** Extracted data entries **
********************

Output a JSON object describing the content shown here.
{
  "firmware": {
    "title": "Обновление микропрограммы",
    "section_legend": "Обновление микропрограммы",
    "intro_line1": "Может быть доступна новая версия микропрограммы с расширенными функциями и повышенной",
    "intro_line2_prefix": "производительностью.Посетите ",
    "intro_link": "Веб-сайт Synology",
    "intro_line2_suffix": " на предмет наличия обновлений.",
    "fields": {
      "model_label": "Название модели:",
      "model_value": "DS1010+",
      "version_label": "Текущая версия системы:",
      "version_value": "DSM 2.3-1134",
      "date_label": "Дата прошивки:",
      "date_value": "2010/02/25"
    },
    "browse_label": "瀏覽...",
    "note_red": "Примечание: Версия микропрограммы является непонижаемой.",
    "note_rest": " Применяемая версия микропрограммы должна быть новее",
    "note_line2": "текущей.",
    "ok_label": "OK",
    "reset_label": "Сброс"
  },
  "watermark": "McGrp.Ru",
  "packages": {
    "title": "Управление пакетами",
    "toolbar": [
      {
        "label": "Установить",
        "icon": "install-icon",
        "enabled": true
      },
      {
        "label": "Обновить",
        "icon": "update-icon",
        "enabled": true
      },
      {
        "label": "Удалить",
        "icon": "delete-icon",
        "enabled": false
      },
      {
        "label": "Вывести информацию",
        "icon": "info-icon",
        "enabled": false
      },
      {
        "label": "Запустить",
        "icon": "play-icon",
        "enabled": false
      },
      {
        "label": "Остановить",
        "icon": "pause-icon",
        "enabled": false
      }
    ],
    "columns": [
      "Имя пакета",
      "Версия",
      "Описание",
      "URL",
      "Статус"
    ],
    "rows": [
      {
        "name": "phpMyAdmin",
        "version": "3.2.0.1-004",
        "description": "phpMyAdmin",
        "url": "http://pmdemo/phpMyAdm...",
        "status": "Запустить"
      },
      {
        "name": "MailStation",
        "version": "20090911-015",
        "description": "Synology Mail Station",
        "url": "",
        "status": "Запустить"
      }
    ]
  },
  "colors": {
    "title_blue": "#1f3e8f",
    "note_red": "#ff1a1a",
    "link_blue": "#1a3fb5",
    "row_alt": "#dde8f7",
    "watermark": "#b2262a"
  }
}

********************

** Short problem **
Go through the listing and copy all of it exactly.

** Written response **
Output a JSON object describing the content shown here.
{
  "firmware": {
    "title": "Обновление микропрограммы",
    "section_legend": "Обновление микропрограммы",
    "intro_line1": "Может быть доступна новая версия микропрограммы с расширенными функциями и повышенной",
    "intro_line2_prefix": "производительностью.Посетите ",
    "intro_link": "Веб-сайт Synology",
    "intro_line2_suffix": " на предмет наличия обновлений.",
    "fields": {
      "model_label": "Название модели:",
      "model_value": "DS1010+",
      "version_label": "Текущая версия системы:",
      "version_value": "DSM 2.3-1134",
      "date_label": "Дата прошивки:",
      "date_value": "2010/02/25"
    },
    "browse_label": "瀏覽...",
    "note_red": "Примечание: Версия микропрограммы является непонижаемой.",
    "note_rest": " Применяемая версия микропрограммы должна быть новее",
    "note_line2": "текущей.",
    "ok_label": "OK",
    "reset_label": "Сброс"
  },
  "watermark": "McGrp.Ru",
  "packages": {
    "title": "Управление пакетами",
    "toolbar": [
      {
        "label": "Установить",
        "icon": "install-icon",
        "enabled": true
      },
      {
        "label": "Обновить",
        "icon": "update-icon",
        "enabled": true
      },
      {
        "label": "Удалить",
        "icon": "delete-icon",
        "enabled": false
      },
      {
        "label": "Вывести информацию",
        "icon": "info-icon",
        "enabled": false
      },
      {
        "label": "Запустить",
        "icon": "play-icon",
        "enabled": false
      },
      {
        "label": "Остановить",
        "icon": "pause-icon",
        "enabled": false
      }
    ],
    "columns": [
      "Имя пакета",
      "Версия",
      "Описание",
      "URL",
      "Статус"
    ],
    "rows": [
      {
        "name": "phpMyAdmin",
        "version": "3.2.0.1-004",
        "description": "phpMyAdmin",
        "url": "http://pmdemo/phpMyAdm...",
        "status": "Запустить"
      },
      {
        "name": "MailStation",
        "version": "20090911-015",
        "description": "Synology Mail Station",
        "url": "",
        "status": "Запустить"
      }
    ]
  },
  "colors": {
    "title_blue": "#1f3e8f",
    "note_red": "#ff1a1a",
    "link_blue": "#1a3fb5",
    "row_alt": "#dde8f7",
    "watermark": "#b2262a"
  }
}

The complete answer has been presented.